## Goal
Type the records out again in full, exactly.

## Available records
START

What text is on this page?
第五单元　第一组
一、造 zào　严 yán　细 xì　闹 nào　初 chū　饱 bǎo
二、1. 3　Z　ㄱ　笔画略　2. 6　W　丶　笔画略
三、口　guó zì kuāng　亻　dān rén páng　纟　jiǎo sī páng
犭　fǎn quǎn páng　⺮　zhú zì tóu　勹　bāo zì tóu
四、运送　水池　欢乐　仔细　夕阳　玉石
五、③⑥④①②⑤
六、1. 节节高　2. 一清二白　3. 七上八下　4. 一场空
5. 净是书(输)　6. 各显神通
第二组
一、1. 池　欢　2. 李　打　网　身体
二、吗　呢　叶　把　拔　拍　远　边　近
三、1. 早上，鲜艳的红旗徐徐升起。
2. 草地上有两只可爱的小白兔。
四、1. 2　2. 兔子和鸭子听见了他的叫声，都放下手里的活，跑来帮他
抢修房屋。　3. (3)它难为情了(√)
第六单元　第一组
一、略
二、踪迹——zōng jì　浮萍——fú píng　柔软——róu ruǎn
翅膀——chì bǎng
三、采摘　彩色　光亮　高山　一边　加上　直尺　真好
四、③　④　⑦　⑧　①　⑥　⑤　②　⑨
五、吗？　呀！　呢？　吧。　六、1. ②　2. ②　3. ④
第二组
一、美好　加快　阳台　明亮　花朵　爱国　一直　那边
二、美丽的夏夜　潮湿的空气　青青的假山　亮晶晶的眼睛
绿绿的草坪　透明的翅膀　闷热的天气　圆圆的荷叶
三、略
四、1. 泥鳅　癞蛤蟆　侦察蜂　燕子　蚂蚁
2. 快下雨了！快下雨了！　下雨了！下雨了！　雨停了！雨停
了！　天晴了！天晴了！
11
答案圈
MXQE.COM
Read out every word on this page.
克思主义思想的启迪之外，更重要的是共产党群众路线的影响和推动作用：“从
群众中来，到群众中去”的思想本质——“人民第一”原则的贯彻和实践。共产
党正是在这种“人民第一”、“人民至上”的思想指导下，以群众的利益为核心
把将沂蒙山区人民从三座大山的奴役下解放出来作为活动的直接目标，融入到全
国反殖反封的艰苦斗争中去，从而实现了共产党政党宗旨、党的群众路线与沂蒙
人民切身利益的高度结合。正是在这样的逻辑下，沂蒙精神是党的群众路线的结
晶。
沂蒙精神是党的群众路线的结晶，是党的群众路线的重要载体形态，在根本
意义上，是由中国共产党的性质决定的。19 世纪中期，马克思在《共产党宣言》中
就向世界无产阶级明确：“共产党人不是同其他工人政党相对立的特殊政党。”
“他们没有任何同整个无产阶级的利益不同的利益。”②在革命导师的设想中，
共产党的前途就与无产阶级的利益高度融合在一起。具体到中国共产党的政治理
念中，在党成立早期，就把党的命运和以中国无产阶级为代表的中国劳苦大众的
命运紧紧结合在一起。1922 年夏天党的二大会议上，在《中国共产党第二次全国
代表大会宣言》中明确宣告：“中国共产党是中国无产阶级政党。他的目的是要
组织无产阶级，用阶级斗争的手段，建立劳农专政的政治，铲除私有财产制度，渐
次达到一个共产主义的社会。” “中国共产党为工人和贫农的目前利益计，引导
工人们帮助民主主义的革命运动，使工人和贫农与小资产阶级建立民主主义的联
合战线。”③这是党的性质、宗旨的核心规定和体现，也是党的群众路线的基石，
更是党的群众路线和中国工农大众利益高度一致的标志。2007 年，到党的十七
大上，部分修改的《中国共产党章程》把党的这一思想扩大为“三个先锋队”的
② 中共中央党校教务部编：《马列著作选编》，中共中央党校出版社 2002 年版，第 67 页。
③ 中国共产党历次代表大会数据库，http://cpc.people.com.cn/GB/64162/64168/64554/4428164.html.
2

END

## The result
What text is on this page?
第五单元　第一组
一、造 zào　严 yán　细 xì　闹 nào　初 chū　饱 bǎo
二、1. 3　Z　ㄱ　笔画略　2. 6　W　丶　笔画略
三、口　guó zì kuāng　亻　dān rén páng　纟　jiǎo sī páng
犭　fǎn quǎn páng　⺮　zhú zì tóu　勹　bāo zì tóu
四、运送　水池　欢乐　仔细　夕阳　玉石
五、③⑥④①②⑤
六、1. 节节高　2. 一清二白　3. 七上八下　4. 一场空
5. 净是书(输)　6. 各显神通
第二组
一、1. 池　欢　2. 李　打　网　身体
二、吗　呢　叶　把　拔　拍　远　边　近
三、1. 早上，鲜艳的红旗徐徐升起。
2. 草地上有两只可爱的小白兔。
四、1. 2　2. 兔子和鸭子听见了他的叫声，都放下手里的活，跑来帮他
抢修房屋。　3. (3)它难为情了(√)
第六单元　第一组
一、略
二、踪迹——zōng jì　浮萍——fú píng　柔软——róu ruǎn
翅膀——chì bǎng
三、采摘　彩色　光亮　高山　一边　加上　直尺　真好
四、③　④　⑦　⑧　①　⑥　⑤　②　⑨
五、吗？　呀！　呢？　吧。　六、1. ②　2. ②　3. ④
第二组
一、美好　加快　阳台　明亮　花朵　爱国　一直　那边
二、美丽的夏夜　潮湿的空气　青青的假山　亮晶晶的眼睛
绿绿的草坪　透明的翅膀　闷热的天气　圆圆的荷叶
三、略
四、1. 泥鳅　癞蛤蟆　侦察蜂　燕子　蚂蚁
2. 快下雨了！快下雨了！　下雨了！下雨了！　雨停了！雨停
了！　天晴了！天晴了！
11
答案圈
MXQE.COM
Read out every word on this page.
克思主义思想的启迪之外，更重要的是共产党群众路线的影响和推动作用：“从
群众中来，到群众中去”的思想本质——“人民第一”原则的贯彻和实践。共产
党正是在这种“人民第一”、“人民至上”的思想指导下，以群众的利益为核心
把将沂蒙山区人民从三座大山的奴役下解放出来作为活动的直接目标，融入到全
国反殖反封的艰苦斗争中去，从而实现了共产党政党宗旨、党的群众路线与沂蒙
人民切身利益的高度结合。正是在这样的逻辑下，沂蒙精神是党的群众路线的结
晶。
沂蒙精神是党的群众路线的结晶，是党的群众路线的重要载体形态，在根本
意义上，是由中国共产党的性质决定的。19 世纪中期，马克思在《共产党宣言》中
就向世界无产阶级明确：“共产党人不是同其他工人政党相对立的特殊政党。”
“他们没有任何同整个无产阶级的利益不同的利益。”②在革命导师的设想中，
共产党的前途就与无产阶级的利益高度融合在一起。具体到中国共产党的政治理
念中，在党成立早期，就把党的命运和以中国无产阶级为代表的中国劳苦大众的
命运紧紧结合在一起。1922 年夏天党的二大会议上，在《中国共产党第二次全国
代表大会宣言》中明确宣告：“中国共产党是中国无产阶级政党。他的目的是要
组织无产阶级，用阶级斗争的手段，建立劳农专政的政治，铲除私有财产制度，渐
次达到一个共产主义的社会。” “中国共产党为工人和贫农的目前利益计，引导
工人们帮助民主主义的革命运动，使工人和贫农与小资产阶级建立民主主义的联
合战线。”③这是党的性质、宗旨的核心规定和体现，也是党的群众路线的基石，
更是党的群众路线和中国工农大众利益高度一致的标志。2007 年，到党的十七
大上，部分修改的《中国共产党章程》把党的这一思想扩大为“三个先锋队”的
② 中共中央党校教务部编：《马列著作选编》，中共中央党校出版社 2002 年版，第 67 页。
③ 中国共产党历次代表大会数据库，http://cpc.people.com.cn/GB/64162/64168/64554/4428164.html.
2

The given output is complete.